THE TASK: Transcribe each record below word for word.

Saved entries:
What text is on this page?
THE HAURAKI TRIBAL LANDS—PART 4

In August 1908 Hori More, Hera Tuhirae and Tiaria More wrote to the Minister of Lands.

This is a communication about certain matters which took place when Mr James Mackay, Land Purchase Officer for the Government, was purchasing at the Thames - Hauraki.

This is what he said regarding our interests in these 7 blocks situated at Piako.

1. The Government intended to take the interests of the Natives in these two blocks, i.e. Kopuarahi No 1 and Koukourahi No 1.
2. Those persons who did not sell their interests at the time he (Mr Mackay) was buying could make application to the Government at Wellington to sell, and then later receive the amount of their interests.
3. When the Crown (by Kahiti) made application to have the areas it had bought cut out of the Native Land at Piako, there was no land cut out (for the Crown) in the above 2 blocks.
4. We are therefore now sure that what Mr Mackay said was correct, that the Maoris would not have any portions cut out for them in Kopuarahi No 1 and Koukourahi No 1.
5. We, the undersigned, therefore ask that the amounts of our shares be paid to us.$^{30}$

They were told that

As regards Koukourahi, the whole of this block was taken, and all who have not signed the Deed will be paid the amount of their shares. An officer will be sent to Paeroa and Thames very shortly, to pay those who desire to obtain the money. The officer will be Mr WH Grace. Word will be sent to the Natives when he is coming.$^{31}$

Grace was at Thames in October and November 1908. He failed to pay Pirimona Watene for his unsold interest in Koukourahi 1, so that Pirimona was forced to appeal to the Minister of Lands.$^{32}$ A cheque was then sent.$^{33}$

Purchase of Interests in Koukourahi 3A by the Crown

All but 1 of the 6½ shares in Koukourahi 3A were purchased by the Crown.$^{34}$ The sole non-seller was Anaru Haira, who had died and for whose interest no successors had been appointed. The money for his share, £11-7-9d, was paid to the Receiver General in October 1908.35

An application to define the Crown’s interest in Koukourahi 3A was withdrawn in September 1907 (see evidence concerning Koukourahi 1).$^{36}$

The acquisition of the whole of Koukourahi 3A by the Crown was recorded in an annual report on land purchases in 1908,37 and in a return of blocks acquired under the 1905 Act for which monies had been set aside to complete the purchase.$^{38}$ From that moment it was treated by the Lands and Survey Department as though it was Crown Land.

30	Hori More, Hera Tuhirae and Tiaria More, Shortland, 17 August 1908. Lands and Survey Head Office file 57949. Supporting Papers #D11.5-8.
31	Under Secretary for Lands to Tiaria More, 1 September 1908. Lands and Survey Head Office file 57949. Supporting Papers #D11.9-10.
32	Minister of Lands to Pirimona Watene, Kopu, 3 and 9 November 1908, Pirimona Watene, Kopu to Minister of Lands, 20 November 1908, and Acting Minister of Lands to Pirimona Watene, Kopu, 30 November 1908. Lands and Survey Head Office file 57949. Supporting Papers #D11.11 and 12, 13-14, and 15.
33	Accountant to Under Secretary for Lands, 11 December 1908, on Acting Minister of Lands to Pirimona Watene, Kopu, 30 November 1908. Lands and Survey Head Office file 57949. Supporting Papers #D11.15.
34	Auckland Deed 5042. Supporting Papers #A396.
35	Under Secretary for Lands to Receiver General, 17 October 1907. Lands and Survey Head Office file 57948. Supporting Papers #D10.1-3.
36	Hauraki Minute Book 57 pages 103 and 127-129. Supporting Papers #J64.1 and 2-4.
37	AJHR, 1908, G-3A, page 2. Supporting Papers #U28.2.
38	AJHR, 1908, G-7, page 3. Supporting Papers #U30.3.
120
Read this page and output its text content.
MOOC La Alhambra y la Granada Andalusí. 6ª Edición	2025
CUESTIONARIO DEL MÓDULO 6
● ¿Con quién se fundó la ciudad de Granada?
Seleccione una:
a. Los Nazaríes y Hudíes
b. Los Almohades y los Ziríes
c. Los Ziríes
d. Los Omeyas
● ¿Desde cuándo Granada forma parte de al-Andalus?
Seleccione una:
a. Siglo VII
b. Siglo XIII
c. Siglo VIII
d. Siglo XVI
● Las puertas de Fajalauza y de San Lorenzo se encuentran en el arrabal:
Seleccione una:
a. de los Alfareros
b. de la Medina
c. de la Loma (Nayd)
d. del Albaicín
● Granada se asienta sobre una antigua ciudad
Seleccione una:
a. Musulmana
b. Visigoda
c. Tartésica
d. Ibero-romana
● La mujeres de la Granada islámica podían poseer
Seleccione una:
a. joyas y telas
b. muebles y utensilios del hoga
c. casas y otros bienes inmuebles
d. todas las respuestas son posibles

THE RESPONSE:
What text is on this page?
THE HAURAKI TRIBAL LANDS—PART 4

In August 1908 Hori More, Hera Tuhirae and Tiaria More wrote to the Minister of Lands.

This is a communication about certain matters which took place when Mr James Mackay, Land Purchase Officer for the Government, was purchasing at the Thames - Hauraki.

This is what he said regarding our interests in these 7 blocks situated at Piako.

1. The Government intended to take the interests of the Natives in these two blocks, i.e. Kopuarahi No 1 and Koukourahi No 1.
2. Those persons who did not sell their interests at the time he (Mr Mackay) was buying could make application to the Government at Wellington to sell, and then later receive the amount of their interests.
3. When the Crown (by Kahiti) made application to have the areas it had bought cut out of the Native Land at Piako, there was no land cut out (for the Crown) in the above 2 blocks.
4. We are therefore now sure that what Mr Mackay said was correct, that the Maoris would not have any portions cut out for them in Kopuarahi No 1 and Koukourahi No 1.
5. We, the undersigned, therefore ask that the amounts of our shares be paid to us.$^{30}$

They were told that

As regards Koukourahi, the whole of this block was taken, and all who have not signed the Deed will be paid the amount of their shares. An officer will be sent to Paeroa and Thames very shortly, to pay those who desire to obtain the money. The officer will be Mr WH Grace. Word will be sent to the Natives when he is coming.$^{31}$

Grace was at Thames in October and November 1908. He failed to pay Pirimona Watene for his unsold interest in Koukourahi 1, so that Pirimona was forced to appeal to the Minister of Lands.$^{32}$ A cheque was then sent.$^{33}$

Purchase of Interests in Koukourahi 3A by the Crown

All but 1 of the 6½ shares in Koukourahi 3A were purchased by the Crown.$^{34}$ The sole non-seller was Anaru Haira, who had died and for whose interest no successors had been appointed. The money for his share, £11-7-9d, was paid to the Receiver General in October 1908.35

An application to define the Crown’s interest in Koukourahi 3A was withdrawn in September 1907 (see evidence concerning Koukourahi 1).$^{36}$

The acquisition of the whole of Koukourahi 3A by the Crown was recorded in an annual report on land purchases in 1908,37 and in a return of blocks acquired under the 1905 Act for which monies had been set aside to complete the purchase.$^{38}$ From that moment it was treated by the Lands and Survey Department as though it was Crown Land.

30	Hori More, Hera Tuhirae and Tiaria More, Shortland, 17 August 1908. Lands and Survey Head Office file 57949. Supporting Papers #D11.5-8.
31	Under Secretary for Lands to Tiaria More, 1 September 1908. Lands and Survey Head Office file 57949. Supporting Papers #D11.9-10.
32	Minister of Lands to Pirimona Watene, Kopu, 3 and 9 November 1908, Pirimona Watene, Kopu to Minister of Lands, 20 November 1908, and Acting Minister of Lands to Pirimona Watene, Kopu, 30 November 1908. Lands and Survey Head Office file 57949. Supporting Papers #D11.11 and 12, 13-14, and 15.
33	Accountant to Under Secretary for Lands, 11 December 1908, on Acting Minister of Lands to Pirimona Watene, Kopu, 30 November 1908. Lands and Survey Head Office file 57949. Supporting Papers #D11.15.
34	Auckland Deed 5042. Supporting Papers #A396.
35	Under Secretary for Lands to Receiver General, 17 October 1907. Lands and Survey Head Office file 57948. Supporting Papers #D10.1-3.
36	Hauraki Minute Book 57 pages 103 and 127-129. Supporting Papers #J64.1 and 2-4.
37	AJHR, 1908, G-3A, page 2. Supporting Papers #U28.2.
38	AJHR, 1908, G-7, page 3. Supporting Papers #U30.3.
120
Read this page and output its text content.
MOOC La Alhambra y la Granada Andalusí. 6ª Edición	2025
CUESTIONARIO DEL MÓDULO 6
● ¿Con quién se fundó la ciudad de Granada?
Seleccione una:
a. Los Nazaríes y Hudíes
b. Los Almohades y los Ziríes
c. Los Ziríes
d. Los Omeyas
● ¿Desde cuándo Granada forma parte de al-Andalus?
Seleccione una:
a. Siglo VII
b. Siglo XIII
c. Siglo VIII
d. Siglo XVI
● Las puertas de Fajalauza y de San Lorenzo se encuentran en el arrabal:
Seleccione una:
a. de los Alfareros
b. de la Medina
c. de la Loma (Nayd)
d. del Albaicín
● Granada se asienta sobre una antigua ciudad
Seleccione una:
a. Musulmana
b. Visigoda
c. Tartésica
d. Ibero-romana
● La mujeres de la Granada islámica podían poseer
Seleccione una:
a. joyas y telas
b. muebles y utensilios del hoga
c. casas y otros bienes inmuebles
d. todas las respuestas son posibles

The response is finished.